## BEGIN DATASET ROWS

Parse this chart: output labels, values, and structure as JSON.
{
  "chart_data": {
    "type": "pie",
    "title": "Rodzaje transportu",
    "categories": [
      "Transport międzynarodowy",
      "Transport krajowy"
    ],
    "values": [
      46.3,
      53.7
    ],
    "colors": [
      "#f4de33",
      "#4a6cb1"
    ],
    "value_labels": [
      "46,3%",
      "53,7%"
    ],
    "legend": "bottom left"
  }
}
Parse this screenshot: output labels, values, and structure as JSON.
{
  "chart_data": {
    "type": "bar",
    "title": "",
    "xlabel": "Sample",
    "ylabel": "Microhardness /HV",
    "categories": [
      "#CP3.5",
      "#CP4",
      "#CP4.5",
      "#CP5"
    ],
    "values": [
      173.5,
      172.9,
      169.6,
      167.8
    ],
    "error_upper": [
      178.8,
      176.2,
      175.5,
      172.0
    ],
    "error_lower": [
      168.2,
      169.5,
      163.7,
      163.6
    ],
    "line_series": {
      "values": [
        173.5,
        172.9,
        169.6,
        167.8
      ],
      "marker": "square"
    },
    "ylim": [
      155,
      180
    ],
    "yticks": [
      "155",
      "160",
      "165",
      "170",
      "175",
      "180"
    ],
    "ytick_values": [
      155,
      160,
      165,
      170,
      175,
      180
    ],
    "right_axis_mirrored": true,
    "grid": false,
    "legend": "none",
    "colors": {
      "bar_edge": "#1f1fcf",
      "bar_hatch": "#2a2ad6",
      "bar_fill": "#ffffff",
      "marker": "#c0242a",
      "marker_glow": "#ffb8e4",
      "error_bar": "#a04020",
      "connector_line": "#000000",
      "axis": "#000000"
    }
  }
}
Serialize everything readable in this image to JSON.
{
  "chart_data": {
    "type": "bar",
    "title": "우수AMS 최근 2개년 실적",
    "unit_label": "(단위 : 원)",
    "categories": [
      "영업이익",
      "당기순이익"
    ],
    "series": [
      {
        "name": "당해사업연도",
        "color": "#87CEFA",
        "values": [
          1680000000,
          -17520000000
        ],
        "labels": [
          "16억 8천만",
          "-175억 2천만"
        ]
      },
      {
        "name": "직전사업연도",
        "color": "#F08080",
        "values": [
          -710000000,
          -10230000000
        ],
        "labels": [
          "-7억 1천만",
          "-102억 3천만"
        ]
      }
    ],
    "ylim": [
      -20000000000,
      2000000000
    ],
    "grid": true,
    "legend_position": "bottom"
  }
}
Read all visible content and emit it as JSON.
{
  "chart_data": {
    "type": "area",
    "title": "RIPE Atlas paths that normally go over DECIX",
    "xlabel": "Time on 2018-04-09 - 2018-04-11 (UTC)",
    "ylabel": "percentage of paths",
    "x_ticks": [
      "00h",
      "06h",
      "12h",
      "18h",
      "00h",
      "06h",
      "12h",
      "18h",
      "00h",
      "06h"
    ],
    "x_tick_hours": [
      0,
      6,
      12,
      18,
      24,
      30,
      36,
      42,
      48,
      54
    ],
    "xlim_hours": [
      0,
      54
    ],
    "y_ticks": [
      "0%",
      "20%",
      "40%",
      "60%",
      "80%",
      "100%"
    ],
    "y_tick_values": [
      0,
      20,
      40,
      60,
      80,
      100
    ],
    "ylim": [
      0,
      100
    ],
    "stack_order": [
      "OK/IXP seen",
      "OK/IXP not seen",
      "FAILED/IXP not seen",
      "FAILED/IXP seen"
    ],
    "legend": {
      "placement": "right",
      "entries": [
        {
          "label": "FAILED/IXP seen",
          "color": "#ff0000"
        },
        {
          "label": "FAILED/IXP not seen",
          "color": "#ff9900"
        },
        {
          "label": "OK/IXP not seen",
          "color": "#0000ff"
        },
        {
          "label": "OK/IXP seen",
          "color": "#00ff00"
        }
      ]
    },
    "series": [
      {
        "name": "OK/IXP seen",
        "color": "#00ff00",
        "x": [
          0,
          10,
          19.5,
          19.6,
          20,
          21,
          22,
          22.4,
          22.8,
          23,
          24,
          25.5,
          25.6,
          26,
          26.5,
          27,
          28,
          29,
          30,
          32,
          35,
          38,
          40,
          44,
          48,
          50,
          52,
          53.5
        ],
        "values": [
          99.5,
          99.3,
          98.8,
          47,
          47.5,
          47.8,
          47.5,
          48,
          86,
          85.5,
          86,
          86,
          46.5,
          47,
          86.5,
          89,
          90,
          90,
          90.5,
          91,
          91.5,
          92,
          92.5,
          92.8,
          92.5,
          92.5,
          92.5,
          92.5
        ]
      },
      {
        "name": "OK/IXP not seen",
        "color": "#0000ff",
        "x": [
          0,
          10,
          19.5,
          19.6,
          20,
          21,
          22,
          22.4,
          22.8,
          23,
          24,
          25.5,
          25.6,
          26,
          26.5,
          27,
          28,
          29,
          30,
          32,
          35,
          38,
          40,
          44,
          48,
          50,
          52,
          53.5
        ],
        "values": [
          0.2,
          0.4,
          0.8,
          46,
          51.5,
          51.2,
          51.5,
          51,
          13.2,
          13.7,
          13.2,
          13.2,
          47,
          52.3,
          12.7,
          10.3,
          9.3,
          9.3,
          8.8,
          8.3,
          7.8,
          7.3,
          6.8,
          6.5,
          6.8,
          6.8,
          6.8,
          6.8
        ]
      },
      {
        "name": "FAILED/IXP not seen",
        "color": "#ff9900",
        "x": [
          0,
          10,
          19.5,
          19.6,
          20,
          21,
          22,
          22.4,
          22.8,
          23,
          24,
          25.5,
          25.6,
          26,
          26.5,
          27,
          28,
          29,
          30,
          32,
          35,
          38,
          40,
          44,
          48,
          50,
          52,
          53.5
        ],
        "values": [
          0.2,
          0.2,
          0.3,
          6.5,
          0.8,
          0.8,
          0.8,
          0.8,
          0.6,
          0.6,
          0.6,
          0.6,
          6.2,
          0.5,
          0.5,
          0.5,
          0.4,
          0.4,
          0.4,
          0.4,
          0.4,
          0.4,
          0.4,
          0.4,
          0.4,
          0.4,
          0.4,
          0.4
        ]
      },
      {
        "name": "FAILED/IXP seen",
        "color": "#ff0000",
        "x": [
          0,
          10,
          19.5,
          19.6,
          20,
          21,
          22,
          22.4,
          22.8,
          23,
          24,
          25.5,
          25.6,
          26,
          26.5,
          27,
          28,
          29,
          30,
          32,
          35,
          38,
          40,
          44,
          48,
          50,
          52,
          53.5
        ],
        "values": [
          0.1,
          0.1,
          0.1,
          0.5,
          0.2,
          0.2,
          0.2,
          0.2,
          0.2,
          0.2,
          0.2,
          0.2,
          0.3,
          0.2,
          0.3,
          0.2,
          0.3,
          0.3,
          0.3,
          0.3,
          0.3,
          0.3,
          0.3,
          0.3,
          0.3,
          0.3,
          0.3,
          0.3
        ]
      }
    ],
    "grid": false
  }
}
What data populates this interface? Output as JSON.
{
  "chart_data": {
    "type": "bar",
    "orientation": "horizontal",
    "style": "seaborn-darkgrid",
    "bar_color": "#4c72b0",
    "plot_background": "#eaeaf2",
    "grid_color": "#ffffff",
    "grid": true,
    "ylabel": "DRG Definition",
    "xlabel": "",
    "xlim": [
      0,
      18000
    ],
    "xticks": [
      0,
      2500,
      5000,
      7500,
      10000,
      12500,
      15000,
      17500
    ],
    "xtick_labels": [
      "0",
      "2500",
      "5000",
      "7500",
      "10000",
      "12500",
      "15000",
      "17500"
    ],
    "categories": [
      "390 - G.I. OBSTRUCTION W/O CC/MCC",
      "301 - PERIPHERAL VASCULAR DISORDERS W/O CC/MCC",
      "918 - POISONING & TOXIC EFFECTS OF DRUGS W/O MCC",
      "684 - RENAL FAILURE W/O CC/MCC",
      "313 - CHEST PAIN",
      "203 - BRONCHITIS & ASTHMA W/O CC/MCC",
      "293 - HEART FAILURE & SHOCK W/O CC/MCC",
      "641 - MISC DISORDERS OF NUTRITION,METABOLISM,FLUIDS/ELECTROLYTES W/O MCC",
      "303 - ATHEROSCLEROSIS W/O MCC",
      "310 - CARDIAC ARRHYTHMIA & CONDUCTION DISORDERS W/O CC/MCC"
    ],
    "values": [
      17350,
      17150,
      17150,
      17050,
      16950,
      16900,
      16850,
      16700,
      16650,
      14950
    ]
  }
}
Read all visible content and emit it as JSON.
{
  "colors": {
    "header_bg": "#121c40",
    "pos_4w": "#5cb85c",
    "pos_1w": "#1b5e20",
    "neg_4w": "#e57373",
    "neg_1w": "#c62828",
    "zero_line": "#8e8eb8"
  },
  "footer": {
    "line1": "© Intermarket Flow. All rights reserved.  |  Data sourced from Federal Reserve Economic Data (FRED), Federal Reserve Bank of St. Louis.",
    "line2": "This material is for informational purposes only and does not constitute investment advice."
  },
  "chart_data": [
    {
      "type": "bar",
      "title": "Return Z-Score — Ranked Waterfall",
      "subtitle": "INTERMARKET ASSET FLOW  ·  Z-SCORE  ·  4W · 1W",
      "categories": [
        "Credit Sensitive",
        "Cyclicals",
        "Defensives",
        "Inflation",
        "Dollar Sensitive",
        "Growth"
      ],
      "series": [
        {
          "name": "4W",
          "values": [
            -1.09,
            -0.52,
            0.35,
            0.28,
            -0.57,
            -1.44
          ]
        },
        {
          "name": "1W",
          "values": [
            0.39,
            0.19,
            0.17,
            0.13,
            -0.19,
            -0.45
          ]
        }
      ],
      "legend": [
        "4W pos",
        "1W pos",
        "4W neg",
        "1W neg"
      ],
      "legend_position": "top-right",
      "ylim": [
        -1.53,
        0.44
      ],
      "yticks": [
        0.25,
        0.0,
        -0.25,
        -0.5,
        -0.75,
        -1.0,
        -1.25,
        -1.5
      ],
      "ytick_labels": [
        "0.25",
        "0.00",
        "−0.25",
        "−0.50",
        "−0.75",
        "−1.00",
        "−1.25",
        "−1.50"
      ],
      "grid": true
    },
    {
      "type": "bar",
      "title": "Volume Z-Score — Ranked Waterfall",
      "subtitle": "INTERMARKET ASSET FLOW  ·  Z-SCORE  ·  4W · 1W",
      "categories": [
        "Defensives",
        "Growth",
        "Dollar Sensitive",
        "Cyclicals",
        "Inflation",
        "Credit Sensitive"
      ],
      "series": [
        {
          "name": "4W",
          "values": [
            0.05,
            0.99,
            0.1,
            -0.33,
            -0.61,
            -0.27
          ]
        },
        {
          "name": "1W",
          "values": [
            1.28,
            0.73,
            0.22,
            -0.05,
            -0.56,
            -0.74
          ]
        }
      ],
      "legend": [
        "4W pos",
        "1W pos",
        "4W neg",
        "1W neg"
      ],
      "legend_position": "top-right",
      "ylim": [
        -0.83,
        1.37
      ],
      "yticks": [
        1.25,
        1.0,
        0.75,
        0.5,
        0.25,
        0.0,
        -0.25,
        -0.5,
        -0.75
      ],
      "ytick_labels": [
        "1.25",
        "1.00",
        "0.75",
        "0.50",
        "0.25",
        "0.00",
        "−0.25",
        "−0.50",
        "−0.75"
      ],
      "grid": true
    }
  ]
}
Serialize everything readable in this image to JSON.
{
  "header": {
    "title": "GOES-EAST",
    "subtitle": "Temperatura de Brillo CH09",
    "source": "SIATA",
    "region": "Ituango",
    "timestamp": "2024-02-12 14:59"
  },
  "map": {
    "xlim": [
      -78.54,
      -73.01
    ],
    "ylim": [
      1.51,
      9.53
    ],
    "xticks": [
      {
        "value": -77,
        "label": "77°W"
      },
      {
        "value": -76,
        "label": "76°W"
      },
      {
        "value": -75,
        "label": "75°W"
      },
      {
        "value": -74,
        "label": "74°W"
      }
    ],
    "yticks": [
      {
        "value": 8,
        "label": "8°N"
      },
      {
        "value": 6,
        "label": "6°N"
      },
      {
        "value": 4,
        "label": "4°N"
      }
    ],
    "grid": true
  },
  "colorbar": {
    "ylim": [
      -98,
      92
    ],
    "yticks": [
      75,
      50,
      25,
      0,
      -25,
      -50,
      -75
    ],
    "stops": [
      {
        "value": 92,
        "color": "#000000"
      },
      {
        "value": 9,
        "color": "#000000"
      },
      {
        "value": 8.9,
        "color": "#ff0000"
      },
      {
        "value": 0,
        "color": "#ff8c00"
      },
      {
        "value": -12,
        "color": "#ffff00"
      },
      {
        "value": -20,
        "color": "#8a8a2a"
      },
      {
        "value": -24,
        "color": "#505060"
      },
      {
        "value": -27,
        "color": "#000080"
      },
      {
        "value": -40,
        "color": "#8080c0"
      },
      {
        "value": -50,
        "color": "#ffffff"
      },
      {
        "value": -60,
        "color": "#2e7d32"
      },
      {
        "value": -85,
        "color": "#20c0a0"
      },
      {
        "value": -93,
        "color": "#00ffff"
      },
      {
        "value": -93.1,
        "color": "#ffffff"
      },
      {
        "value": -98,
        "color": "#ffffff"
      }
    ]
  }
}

## END DATASET ROWS

**WHAT TO WORK ON:** Using the listing above, show every line that includes the string "paths".

**EXERCISE RESULT:**
    "title": "RIPE Atlas paths that normally go over DECIX",
    "ylabel": "percentage of paths",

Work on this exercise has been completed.